> EXERCISE INSTRUCTIONS
Set down exactly the lines from the one containing "Output the text content of this document." through the last line of the records below, both included, and nothing else.

* BEGIN DATA FOR THIS TASK *

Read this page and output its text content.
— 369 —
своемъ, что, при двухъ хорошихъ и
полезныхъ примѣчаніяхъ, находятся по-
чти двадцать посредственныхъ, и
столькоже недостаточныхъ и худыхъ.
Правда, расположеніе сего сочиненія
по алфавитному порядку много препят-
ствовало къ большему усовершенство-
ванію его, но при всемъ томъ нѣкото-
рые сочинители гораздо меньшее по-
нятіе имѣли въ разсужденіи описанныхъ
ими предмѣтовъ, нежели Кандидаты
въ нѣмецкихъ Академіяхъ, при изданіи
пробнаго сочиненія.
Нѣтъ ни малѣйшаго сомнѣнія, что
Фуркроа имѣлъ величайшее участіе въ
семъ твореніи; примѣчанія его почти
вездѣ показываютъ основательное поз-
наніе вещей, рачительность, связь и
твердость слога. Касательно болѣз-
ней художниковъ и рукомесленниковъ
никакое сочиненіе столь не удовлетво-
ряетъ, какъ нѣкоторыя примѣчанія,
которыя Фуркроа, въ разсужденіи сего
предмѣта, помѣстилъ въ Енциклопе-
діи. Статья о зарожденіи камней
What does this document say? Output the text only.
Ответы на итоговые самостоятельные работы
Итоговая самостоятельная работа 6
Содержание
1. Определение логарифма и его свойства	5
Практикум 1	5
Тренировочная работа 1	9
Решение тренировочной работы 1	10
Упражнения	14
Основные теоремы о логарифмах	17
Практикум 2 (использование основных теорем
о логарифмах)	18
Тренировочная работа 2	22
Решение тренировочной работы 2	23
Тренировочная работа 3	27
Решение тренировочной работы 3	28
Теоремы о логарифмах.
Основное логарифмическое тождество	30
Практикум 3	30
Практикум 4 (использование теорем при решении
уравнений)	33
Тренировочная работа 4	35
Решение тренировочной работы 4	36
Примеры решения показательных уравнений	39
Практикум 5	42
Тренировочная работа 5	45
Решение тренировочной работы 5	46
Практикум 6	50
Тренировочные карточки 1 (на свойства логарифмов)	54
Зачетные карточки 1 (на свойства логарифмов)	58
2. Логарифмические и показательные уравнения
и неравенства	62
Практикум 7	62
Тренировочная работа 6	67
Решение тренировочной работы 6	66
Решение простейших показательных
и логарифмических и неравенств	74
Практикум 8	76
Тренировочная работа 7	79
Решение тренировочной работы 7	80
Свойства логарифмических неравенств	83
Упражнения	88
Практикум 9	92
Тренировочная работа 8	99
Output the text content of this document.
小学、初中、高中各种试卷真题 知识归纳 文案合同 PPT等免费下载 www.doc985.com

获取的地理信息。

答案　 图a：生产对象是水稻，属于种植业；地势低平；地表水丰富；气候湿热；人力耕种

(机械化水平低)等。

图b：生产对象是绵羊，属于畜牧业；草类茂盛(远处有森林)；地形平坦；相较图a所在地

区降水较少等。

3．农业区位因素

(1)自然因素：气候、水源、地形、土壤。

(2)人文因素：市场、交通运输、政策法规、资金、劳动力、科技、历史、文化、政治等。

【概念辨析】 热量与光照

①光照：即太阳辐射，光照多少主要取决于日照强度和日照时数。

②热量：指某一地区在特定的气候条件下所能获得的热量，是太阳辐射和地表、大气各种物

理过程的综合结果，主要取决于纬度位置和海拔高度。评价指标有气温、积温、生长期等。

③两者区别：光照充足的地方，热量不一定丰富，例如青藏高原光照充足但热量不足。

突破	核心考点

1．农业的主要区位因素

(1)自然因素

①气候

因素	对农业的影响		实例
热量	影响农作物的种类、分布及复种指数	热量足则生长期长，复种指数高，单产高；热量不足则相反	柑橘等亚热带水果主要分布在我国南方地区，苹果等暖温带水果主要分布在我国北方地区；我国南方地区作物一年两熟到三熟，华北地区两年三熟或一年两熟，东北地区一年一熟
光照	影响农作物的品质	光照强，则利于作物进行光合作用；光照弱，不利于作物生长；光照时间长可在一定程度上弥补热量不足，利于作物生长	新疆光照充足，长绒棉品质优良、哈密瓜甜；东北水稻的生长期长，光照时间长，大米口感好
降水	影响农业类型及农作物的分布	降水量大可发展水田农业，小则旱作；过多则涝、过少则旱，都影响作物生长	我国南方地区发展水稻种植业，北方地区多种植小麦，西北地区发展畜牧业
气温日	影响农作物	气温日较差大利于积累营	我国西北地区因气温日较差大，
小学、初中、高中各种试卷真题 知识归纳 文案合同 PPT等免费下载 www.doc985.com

* END DATA FOR THIS TASK *

> TASK RESPONSE
Output the text content of this document.
小学、初中、高中各种试卷真题 知识归纳 文案合同 PPT等免费下载 www.doc985.com

获取的地理信息。

答案　 图a：生产对象是水稻，属于种植业；地势低平；地表水丰富；气候湿热；人力耕种

(机械化水平低)等。

图b：生产对象是绵羊，属于畜牧业；草类茂盛(远处有森林)；地形平坦；相较图a所在地

区降水较少等。

3．农业区位因素

(1)自然因素：气候、水源、地形、土壤。

(2)人文因素：市场、交通运输、政策法规、资金、劳动力、科技、历史、文化、政治等。

【概念辨析】 热量与光照

①光照：即太阳辐射，光照多少主要取决于日照强度和日照时数。

②热量：指某一地区在特定的气候条件下所能获得的热量，是太阳辐射和地表、大气各种物

理过程的综合结果，主要取决于纬度位置和海拔高度。评价指标有气温、积温、生长期等。

③两者区别：光照充足的地方，热量不一定丰富，例如青藏高原光照充足但热量不足。

突破	核心考点

1．农业的主要区位因素

(1)自然因素

①气候

因素	对农业的影响		实例
热量	影响农作物的种类、分布及复种指数	热量足则生长期长，复种指数高，单产高；热量不足则相反	柑橘等亚热带水果主要分布在我国南方地区，苹果等暖温带水果主要分布在我国北方地区；我国南方地区作物一年两熟到三熟，华北地区两年三熟或一年两熟，东北地区一年一熟
光照	影响农作物的品质	光照强，则利于作物进行光合作用；光照弱，不利于作物生长；光照时间长可在一定程度上弥补热量不足，利于作物生长	新疆光照充足，长绒棉品质优良、哈密瓜甜；东北水稻的生长期长，光照时间长，大米口感好
降水	影响农业类型及农作物的分布	降水量大可发展水田农业，小则旱作；过多则涝、过少则旱，都影响作物生长	我国南方地区发展水稻种植业，北方地区多种植小麦，西北地区发展畜牧业
气温日	影响农作物	气温日较差大利于积累营	我国西北地区因气温日较差大，
小学、初中、高中各种试卷真题 知识归纳 文案合同 PPT等免费下载 www.doc985.com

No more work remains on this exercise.